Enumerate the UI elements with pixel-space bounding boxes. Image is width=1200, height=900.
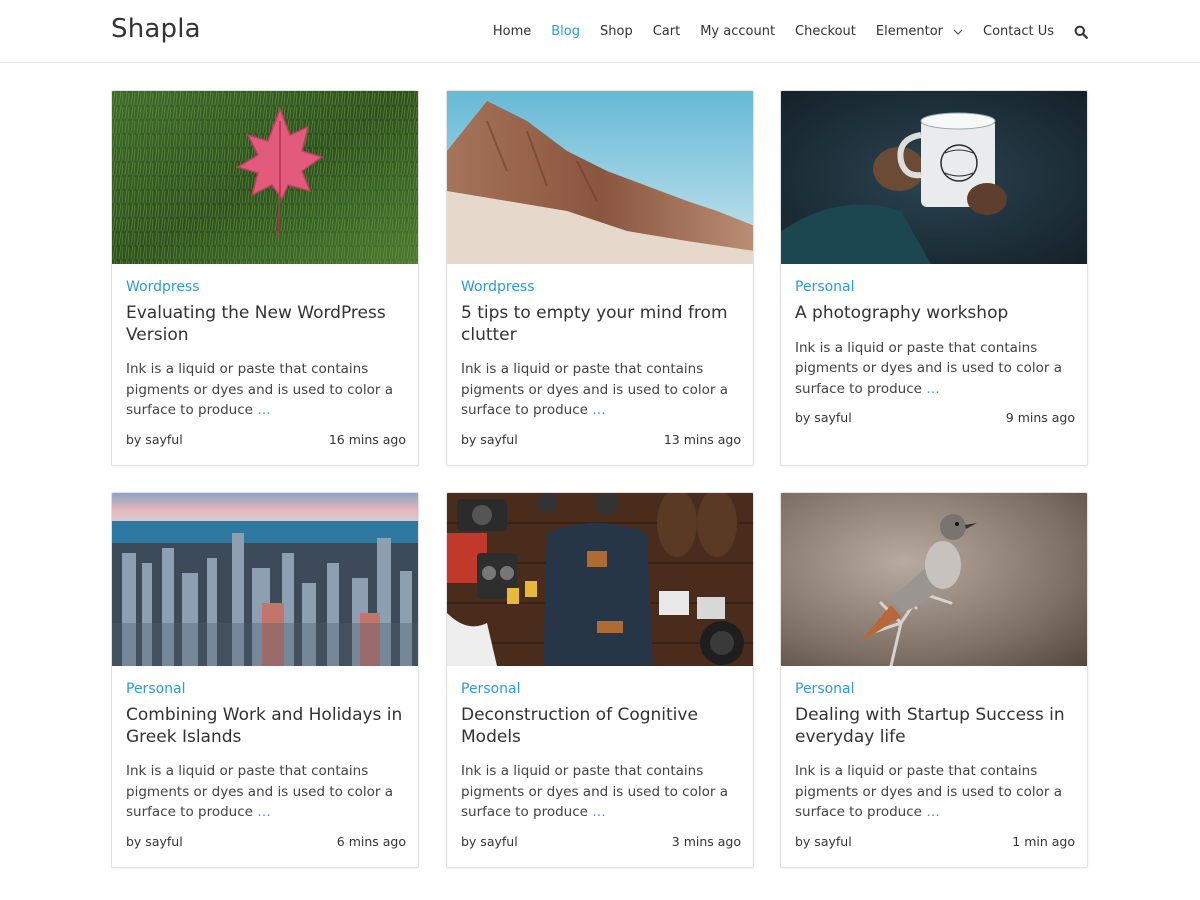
post-thumbnail-travel-gear[interactable] [447, 493, 753, 666]
post-category-link[interactable]: Personal [461, 679, 741, 699]
post-time: 1 min ago [1012, 833, 1075, 849]
post-excerpt: Ink is a liquid or paste that contains p… [795, 761, 1075, 823]
post-card: Personal Combining Work and Holidays in … [111, 492, 419, 868]
post-author: by sayful [126, 833, 183, 849]
read-more-link[interactable]: … [592, 804, 606, 820]
nav-item-elementor-label: Elementor [875, 24, 943, 39]
site-logo-text[interactable]: Shapla [111, 14, 201, 44]
post-meta: by sayful 3 mins ago [461, 834, 741, 849]
post-thumbnail-city-skyline[interactable] [112, 493, 418, 666]
post-title-link[interactable]: Dealing with Startup Success in everyday… [795, 705, 1075, 748]
nav-item-blog[interactable]: Blog [551, 24, 580, 39]
read-more-link[interactable]: … [926, 804, 940, 820]
chevron-down-icon [953, 29, 963, 35]
post-thumbnail-maple-leaf[interactable] [112, 91, 418, 264]
post-time: 3 mins ago [671, 833, 741, 849]
post-card: Wordpress Evaluating the New WordPress V… [111, 90, 419, 466]
post-meta: by sayful 6 mins ago [126, 834, 406, 849]
post-card: Personal Deconstruction of Cognitive Mod… [446, 492, 754, 868]
read-more-link[interactable]: … [257, 402, 271, 418]
post-excerpt: Ink is a liquid or paste that contains p… [461, 761, 741, 823]
nav-item-checkout[interactable]: Checkout [795, 24, 856, 39]
post-author: by sayful [795, 833, 852, 849]
post-author: by sayful [461, 833, 518, 849]
read-more-link[interactable]: … [926, 381, 940, 397]
nav-item-elementor[interactable]: Elementor [876, 24, 963, 39]
post-excerpt: Ink is a liquid or paste that contains p… [126, 359, 406, 421]
post-time: 6 mins ago [336, 833, 406, 849]
post-category-link[interactable]: Wordpress [461, 277, 741, 297]
main-nav: Home Blog Shop Cart My account Checkout … [473, 0, 1088, 63]
post-thumbnail-desert-mountain[interactable] [447, 91, 753, 264]
nav-item-contact-us[interactable]: Contact Us [983, 24, 1054, 39]
post-time: 9 mins ago [1005, 410, 1075, 425]
post-author: by sayful [126, 431, 183, 447]
nav-item-my-account[interactable]: My account [700, 24, 775, 39]
site-header: Shapla Home Blog Shop Cart My account Ch… [0, 0, 1200, 63]
post-title-link[interactable]: Evaluating the New WordPress Version [126, 303, 406, 346]
post-author: by sayful [461, 431, 518, 447]
post-title-link[interactable]: 5 tips to empty your mind from clutter [461, 303, 741, 346]
post-category-link[interactable]: Personal [126, 679, 406, 699]
post-excerpt: Ink is a liquid or paste that contains p… [461, 359, 741, 421]
post-meta: by sayful 16 mins ago [126, 432, 406, 447]
nav-item-shop[interactable]: Shop [600, 24, 633, 39]
post-time: 16 mins ago [328, 431, 406, 447]
search-icon[interactable] [1074, 25, 1088, 39]
post-meta: by sayful 13 mins ago [461, 432, 741, 447]
post-title-link[interactable]: A photography workshop [795, 303, 1075, 325]
post-time: 13 mins ago [663, 431, 741, 447]
post-thumbnail-bird-on-branch[interactable] [781, 493, 1087, 666]
post-category-link[interactable]: Personal [795, 679, 1075, 699]
read-more-link[interactable]: … [257, 804, 271, 820]
post-card: Wordpress 5 tips to empty your mind from… [446, 90, 754, 466]
post-thumbnail-enamel-mug[interactable] [781, 91, 1087, 264]
post-category-link[interactable]: Wordpress [126, 277, 406, 297]
post-title-link[interactable]: Deconstruction of Cognitive Models [461, 705, 741, 748]
post-card: Personal A photography workshop Ink is a… [780, 90, 1088, 466]
post-excerpt: Ink is a liquid or paste that contains p… [795, 338, 1075, 400]
post-meta: by sayful 9 mins ago [795, 410, 1075, 425]
nav-item-cart[interactable]: Cart [653, 24, 681, 39]
read-more-link[interactable]: … [592, 402, 606, 418]
post-category-link[interactable]: Personal [795, 277, 1075, 297]
post-meta: by sayful 1 min ago [795, 834, 1075, 849]
post-author: by sayful [795, 410, 852, 425]
post-title-link[interactable]: Combining Work and Holidays in Greek Isl… [126, 705, 406, 748]
post-excerpt: Ink is a liquid or paste that contains p… [126, 761, 406, 823]
nav-item-home[interactable]: Home [493, 24, 531, 39]
post-card: Personal Dealing with Startup Success in… [780, 492, 1088, 868]
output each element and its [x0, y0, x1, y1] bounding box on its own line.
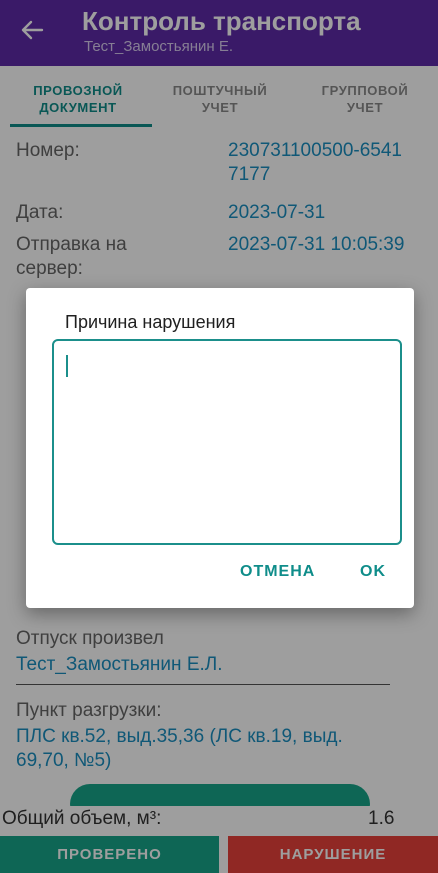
text-caret [66, 355, 68, 377]
cancel-button[interactable]: ОТМЕНА [240, 563, 315, 581]
violation-reason-input[interactable] [52, 339, 402, 545]
ok-button[interactable]: OK [360, 563, 386, 581]
dialog-title: Причина нарушения [65, 312, 236, 332]
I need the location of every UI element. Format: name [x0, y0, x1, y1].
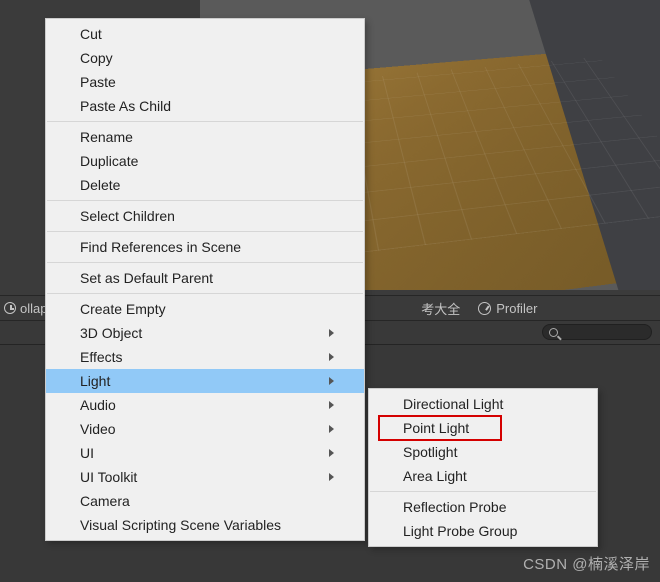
- menu-item-label: UI Toolkit: [80, 469, 137, 485]
- menu-item-label: Paste: [80, 74, 116, 90]
- menu-item-label: Select Children: [80, 208, 175, 224]
- menu-item-label: Paste As Child: [80, 98, 171, 114]
- menu-item-label: Delete: [80, 177, 120, 193]
- menu-item-label: Light: [80, 373, 110, 389]
- submenu-item-label: Point Light: [403, 420, 469, 436]
- submenu-item-label: Spotlight: [403, 444, 457, 460]
- submenu-item[interactable]: Point Light: [369, 416, 597, 440]
- menu-separator: [47, 262, 363, 263]
- menu-item[interactable]: Camera: [46, 489, 364, 513]
- menu-item[interactable]: UI: [46, 441, 364, 465]
- menu-item-label: Find References in Scene: [80, 239, 241, 255]
- menu-item[interactable]: Create Empty: [46, 297, 364, 321]
- menu-item[interactable]: UI Toolkit: [46, 465, 364, 489]
- profiler-label: Profiler: [496, 301, 537, 316]
- menu-item[interactable]: Audio: [46, 393, 364, 417]
- menu-item[interactable]: Set as Default Parent: [46, 266, 364, 290]
- submenu-item-label: Reflection Probe: [403, 499, 507, 515]
- chevron-right-icon: [329, 449, 334, 457]
- menu-separator: [47, 200, 363, 201]
- submenu-item[interactable]: Area Light: [369, 464, 597, 488]
- submenu-item[interactable]: Reflection Probe: [369, 495, 597, 519]
- menu-item[interactable]: Rename: [46, 125, 364, 149]
- chevron-right-icon: [329, 425, 334, 433]
- menu-item-label: Rename: [80, 129, 133, 145]
- profiler-tab[interactable]: Profiler: [478, 301, 537, 316]
- menu-item-label: Video: [80, 421, 116, 437]
- watermark: CSDN @楠溪泽岸: [523, 553, 650, 574]
- menu-item-label: Duplicate: [80, 153, 138, 169]
- context-menu: Cut Copy Paste Paste As Child Rename Duplicat…: [45, 18, 365, 541]
- gauge-icon: [478, 302, 491, 315]
- submenu-item[interactable]: Spotlight: [369, 440, 597, 464]
- menu-item[interactable]: Select Children: [46, 204, 364, 228]
- chevron-right-icon: [329, 353, 334, 361]
- menu-item-label: Cut: [80, 26, 102, 42]
- menu-item[interactable]: Paste As Child: [46, 94, 364, 118]
- submenu-item-label: Area Light: [403, 468, 467, 484]
- menu-item[interactable]: Delete: [46, 173, 364, 197]
- menu-item[interactable]: Find References in Scene: [46, 235, 364, 259]
- submenu-item-label: Directional Light: [403, 396, 503, 412]
- menu-item[interactable]: Duplicate: [46, 149, 364, 173]
- menu-item-label: Audio: [80, 397, 116, 413]
- menu-item-label: Effects: [80, 349, 123, 365]
- menu-item[interactable]: Video: [46, 417, 364, 441]
- menu-separator: [370, 491, 596, 492]
- chevron-right-icon: [329, 329, 334, 337]
- menu-item[interactable]: Visual Scripting Scene Variables: [46, 513, 364, 537]
- menu-item[interactable]: 3D Object: [46, 321, 364, 345]
- menu-separator: [47, 231, 363, 232]
- menu-item[interactable]: Light: [46, 369, 364, 393]
- search-icon: [549, 328, 558, 337]
- menu-item-label: UI: [80, 445, 94, 461]
- menu-item-label: Set as Default Parent: [80, 270, 213, 286]
- menu-item[interactable]: Effects: [46, 345, 364, 369]
- menu-item-label: Camera: [80, 493, 130, 509]
- menu-separator: [47, 121, 363, 122]
- chevron-right-icon: [329, 377, 334, 385]
- light-submenu: Directional Light Point Light Spotlight Are…: [368, 388, 598, 547]
- menu-item-label: Copy: [80, 50, 113, 66]
- menu-item[interactable]: Copy: [46, 46, 364, 70]
- clock-icon: [4, 302, 16, 314]
- menu-item[interactable]: Cut: [46, 22, 364, 46]
- menu-separator: [47, 293, 363, 294]
- menu-item-label: Create Empty: [80, 301, 166, 317]
- chevron-right-icon: [329, 401, 334, 409]
- menu-item[interactable]: Paste: [46, 70, 364, 94]
- submenu-item[interactable]: Directional Light: [369, 392, 597, 416]
- menu-item-label: Visual Scripting Scene Variables: [80, 517, 281, 533]
- chevron-right-icon: [329, 473, 334, 481]
- search-input[interactable]: [542, 324, 652, 340]
- menu-item-label: 3D Object: [80, 325, 142, 341]
- toolbar-mid-text[interactable]: 考大全: [421, 299, 460, 318]
- submenu-item-label: Light Probe Group: [403, 523, 517, 539]
- submenu-item[interactable]: Light Probe Group: [369, 519, 597, 543]
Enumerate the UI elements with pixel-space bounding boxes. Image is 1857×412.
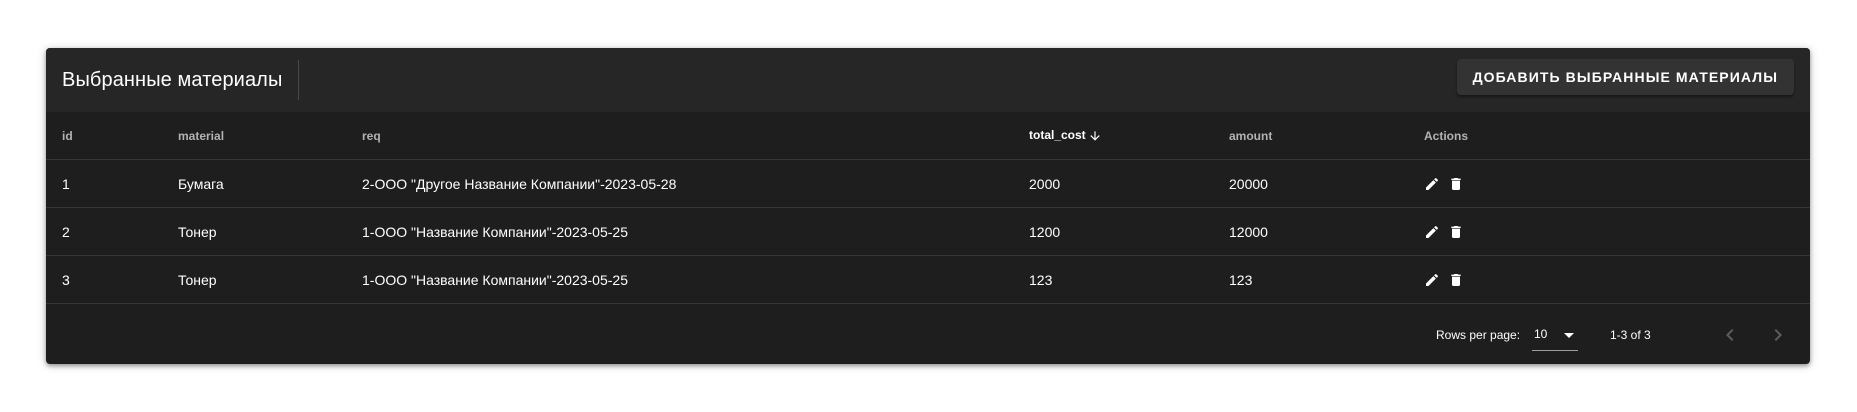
column-header-actions: Actions (1390, 112, 1810, 160)
chevron-right-icon[interactable] (1766, 323, 1790, 347)
cell-amount: 20000 (1213, 159, 1390, 208)
cell-total-cost: 123 (1013, 255, 1213, 304)
cell-actions (1390, 159, 1810, 208)
edit-icon[interactable] (1424, 176, 1440, 192)
cell-material: Тонер (162, 255, 346, 304)
add-selected-materials-button[interactable]: ДОБАВИТЬ ВЫБРАННЫЕ МАТЕРИАЛЫ (1456, 59, 1794, 95)
edit-icon[interactable] (1424, 272, 1440, 288)
arrow-down-icon (1090, 131, 1100, 141)
cell-actions (1390, 255, 1810, 304)
cell-id: 1 (46, 159, 162, 208)
delete-icon[interactable] (1448, 224, 1464, 240)
materials-table: id material req total_cost amount Action… (46, 112, 1810, 304)
edit-icon[interactable] (1424, 224, 1440, 240)
delete-icon[interactable] (1448, 272, 1464, 288)
table-header-row: id material req total_cost amount Action… (46, 112, 1810, 160)
cell-actions (1390, 207, 1810, 256)
column-header-total-cost[interactable]: total_cost (1013, 112, 1213, 160)
table-row: 1 Бумага 2-ООО "Другое Название Компании… (46, 159, 1810, 208)
column-header-material[interactable]: material (162, 112, 346, 160)
cell-amount: 123 (1213, 255, 1390, 304)
table-row: 2 Тонер 1-ООО "Название Компании"-2023-0… (46, 207, 1810, 256)
column-header-req[interactable]: req (346, 112, 1013, 160)
rows-per-page-label: Rows per page: (1436, 328, 1521, 342)
selected-materials-card: Выбранные материалы ДОБАВИТЬ ВЫБРАННЫЕ М… (46, 48, 1810, 364)
page-range-info: 1-3 of 3 (1610, 328, 1651, 342)
rows-per-page-value: 10 (1534, 327, 1548, 341)
rows-per-page-select[interactable]: 10 (1532, 320, 1578, 351)
cell-material: Тонер (162, 207, 346, 256)
column-header-id[interactable]: id (46, 112, 162, 160)
table-pagination: Rows per page: 10 1-3 of 3 (46, 306, 1810, 364)
column-header-total-cost-label: total_cost (1029, 128, 1086, 143)
cell-req: 2-ООО "Другое Название Компании"-2023-05… (346, 159, 1013, 208)
toolbar-divider (298, 60, 299, 100)
table-toolbar: Выбранные материалы ДОБАВИТЬ ВЫБРАННЫЕ М… (46, 48, 1810, 112)
cell-req: 1-ООО "Название Компании"-2023-05-25 (346, 207, 1013, 256)
cell-id: 3 (46, 255, 162, 304)
cell-material: Бумага (162, 159, 346, 208)
cell-id: 2 (46, 207, 162, 256)
cell-amount: 12000 (1213, 207, 1390, 256)
cell-total-cost: 1200 (1013, 207, 1213, 256)
table-row: 3 Тонер 1-ООО "Название Компании"-2023-0… (46, 255, 1810, 304)
column-header-amount[interactable]: amount (1213, 112, 1390, 160)
chevron-left-icon[interactable] (1718, 323, 1742, 347)
caret-down-icon (1564, 333, 1574, 338)
table-title: Выбранные материалы (62, 69, 283, 91)
cell-total-cost: 2000 (1013, 159, 1213, 208)
cell-req: 1-ООО "Название Компании"-2023-05-25 (346, 255, 1013, 304)
delete-icon[interactable] (1448, 176, 1464, 192)
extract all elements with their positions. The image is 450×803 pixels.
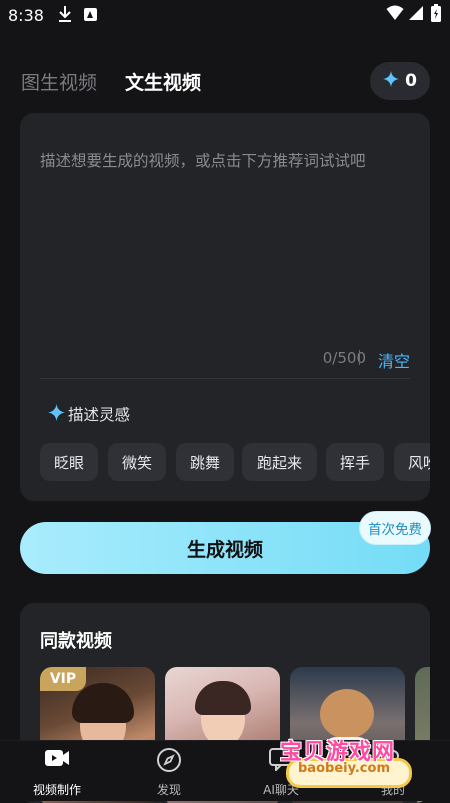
section-title: 同款视频	[40, 631, 112, 652]
chip-smile[interactable]: 微笑	[108, 443, 166, 481]
inspiration-label: 描述灵感	[68, 406, 131, 424]
nav-discover[interactable]: 发现	[124, 741, 214, 801]
clear-button[interactable]: 清空	[378, 348, 410, 372]
accessibility-icon	[84, 8, 97, 21]
prompt-card: 描述想要生成的视频，或点击下方推荐词试试吧 0/500 清空 描述灵感 眨眼 微…	[20, 113, 430, 501]
chip-dance[interactable]: 跳舞	[176, 443, 234, 481]
nav-label: 视频制作	[32, 783, 81, 797]
free-first-badge: 首次免费	[360, 512, 430, 544]
tab-image-to-video[interactable]: 图生视频	[21, 68, 97, 95]
sparkle-icon	[48, 403, 65, 425]
credits-count: 0	[405, 71, 417, 91]
video-camera-icon	[44, 747, 70, 773]
chip-run[interactable]: 跑起来	[242, 443, 317, 481]
chip-wave[interactable]: 挥手	[326, 443, 384, 481]
watermark-text-en: baobeiy.com	[298, 761, 390, 776]
prompt-input[interactable]: 描述想要生成的视频，或点击下方推荐词试试吧	[40, 149, 366, 171]
cat-head	[320, 689, 374, 739]
battery-icon	[431, 4, 441, 26]
signal-icon	[408, 5, 424, 25]
suggestion-chips: 眨眼 微笑 跳舞 跑起来 挥手 风吹	[40, 443, 430, 483]
credits-pill[interactable]: 0	[370, 62, 430, 100]
download-icon	[58, 5, 72, 27]
wifi-icon	[386, 5, 404, 25]
vip-badge: VIP	[40, 667, 86, 691]
card-divider	[40, 378, 410, 379]
portrait-hair	[195, 681, 251, 715]
tab-text-to-video[interactable]: 文生视频	[125, 68, 201, 95]
status-bar: 8:38	[0, 0, 450, 30]
chip-blink[interactable]: 眨眼	[40, 443, 98, 481]
counter-divider	[359, 350, 360, 365]
inspiration-header[interactable]: 描述灵感	[48, 403, 130, 425]
chip-wind[interactable]: 风吹	[394, 443, 430, 481]
compass-icon	[156, 747, 182, 777]
nav-video-create[interactable]: 视频制作	[12, 741, 102, 801]
status-time: 8:38	[8, 6, 44, 25]
nav-label: 发现	[156, 783, 181, 797]
generate-label: 生成视频	[186, 538, 263, 561]
sparkle-icon	[383, 71, 400, 91]
watermark-logo: 宝贝游戏网 baobeiy.com	[278, 734, 422, 794]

# # #

Copy the lines of the records from the one containing "631, 112, 652]" through the one containing "783, 81, 797]", keeping both of those lines.

section-title: 同款视频	[40, 631, 112, 652]
chip-smile[interactable]: 微笑	[108, 443, 166, 481]
inspiration-label: 描述灵感	[68, 406, 131, 424]
nav-discover[interactable]: 发现	[124, 741, 214, 801]
clear-button[interactable]: 清空	[378, 348, 410, 372]
accessibility-icon	[84, 8, 97, 21]
prompt-card: 描述想要生成的视频，或点击下方推荐词试试吧 0/500 清空 描述灵感 眨眼 微…	[20, 113, 430, 501]
chip-dance[interactable]: 跳舞	[176, 443, 234, 481]
nav-label: 视频制作	[32, 783, 81, 797]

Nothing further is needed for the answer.